(PAGE EXTRACT)
Analyst Barry Jonas of Truist Securities had a satisfying lunch with Boyd Gaming Director of Corporate Finance Jake Mulcahy yesterday. Jonas’ appetite was sated by Boyd’s “strong consistent cash flow” and ongoing free cash flow generation. His one qualm was that Wall Street continues to value Boyd in “dislocated” fashion as a pure operating company even though it owns the vast majority of its real estate-a strategy on which Boyd leadership has held fast.
Mulcahy described the consistency of Boyd’s revenue performance throughout all segments in 2022 as “remarkable” and said it continued into the third quarter. As for the effects of inflation and potential recessions, Mulcahy said Boyd players “tend to be relatively higher-income and would likely not be the first impacted. Players who have dropped out of the database are likely more lower-worth who may have benefited from prior [governmental] stimulus and have likely been replaced with higher-quality gamblers.”
Nor are gas prices a deterrent. Mulcahy told Jones there had been “little impact” on California drive-in business to its Las Vegas casinos. Also, important Hawaiian fly-in business to Downtown has returned to 85 percent, even 90 percent of pre-pandemic levels (and these are deemed “higher-quality” players, too).
Although some rival operators have become more promotionally aggressive of late, this is evidently not the case with Boyd. The company has not only fine-tuned its marketing to draw high-value players and ‘churn-out’ low rollers, it “remains diligent in balancing the level of its promotional spend to attract the right level of profitable foot traffic,” appraised Jonas. Boyd may increase its marketing outlays in the future, provided that they do not eat into cash flow.

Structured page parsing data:
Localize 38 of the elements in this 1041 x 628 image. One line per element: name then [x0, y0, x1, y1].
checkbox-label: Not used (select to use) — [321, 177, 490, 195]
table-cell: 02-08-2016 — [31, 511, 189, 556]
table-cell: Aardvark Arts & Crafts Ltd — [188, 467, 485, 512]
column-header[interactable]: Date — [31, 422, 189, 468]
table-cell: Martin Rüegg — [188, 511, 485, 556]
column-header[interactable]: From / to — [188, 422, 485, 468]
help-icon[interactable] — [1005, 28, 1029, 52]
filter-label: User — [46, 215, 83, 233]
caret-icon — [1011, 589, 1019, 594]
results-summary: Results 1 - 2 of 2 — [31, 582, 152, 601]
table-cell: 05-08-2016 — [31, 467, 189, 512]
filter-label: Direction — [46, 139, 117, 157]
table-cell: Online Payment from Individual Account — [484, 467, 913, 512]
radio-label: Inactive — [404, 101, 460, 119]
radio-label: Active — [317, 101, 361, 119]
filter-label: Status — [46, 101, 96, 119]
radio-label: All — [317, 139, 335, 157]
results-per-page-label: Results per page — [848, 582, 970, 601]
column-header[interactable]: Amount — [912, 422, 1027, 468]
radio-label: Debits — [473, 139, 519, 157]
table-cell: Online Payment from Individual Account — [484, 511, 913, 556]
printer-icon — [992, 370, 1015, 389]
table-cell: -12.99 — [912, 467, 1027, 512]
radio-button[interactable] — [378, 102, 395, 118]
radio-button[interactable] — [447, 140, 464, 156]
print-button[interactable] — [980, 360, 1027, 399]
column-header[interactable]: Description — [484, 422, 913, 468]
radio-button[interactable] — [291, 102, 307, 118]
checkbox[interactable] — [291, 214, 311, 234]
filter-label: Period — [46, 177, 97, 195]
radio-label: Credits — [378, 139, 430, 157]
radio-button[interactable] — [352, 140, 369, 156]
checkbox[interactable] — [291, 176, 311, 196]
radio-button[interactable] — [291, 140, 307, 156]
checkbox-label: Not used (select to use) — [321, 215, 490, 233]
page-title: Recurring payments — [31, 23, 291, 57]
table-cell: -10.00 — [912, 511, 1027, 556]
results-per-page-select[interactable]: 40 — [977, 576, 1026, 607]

(ASSIGNED TASK) Write out the part of the Boyd Gaming article starting at "Nor are gas" and ending at "into cash flow.", word for word. The listing is independent material with no connection to the Boyd Gaming article.

(SOLUTION BELOW)
Nor are gas prices a deterrent. Mulcahy told Jones there had been “little impact” on California drive-in business to its Las Vegas casinos. Also, important Hawaiian fly-in business to Downtown has returned to 85 percent, even 90 percent of pre-pandemic levels (and these are deemed “higher-quality” players, too).
Although some rival operators have become more promotionally aggressive of late, this is evidently not the case with Boyd. The company has not only fine-tuned its marketing to draw high-value players and ‘churn-out’ low rollers, it “remains diligent in balancing the level of its promotional spend to attract the right level of profitable foot traffic,” appraised Jonas. Boyd may increase its marketing outlays in the future, provided that they do not eat into cash flow.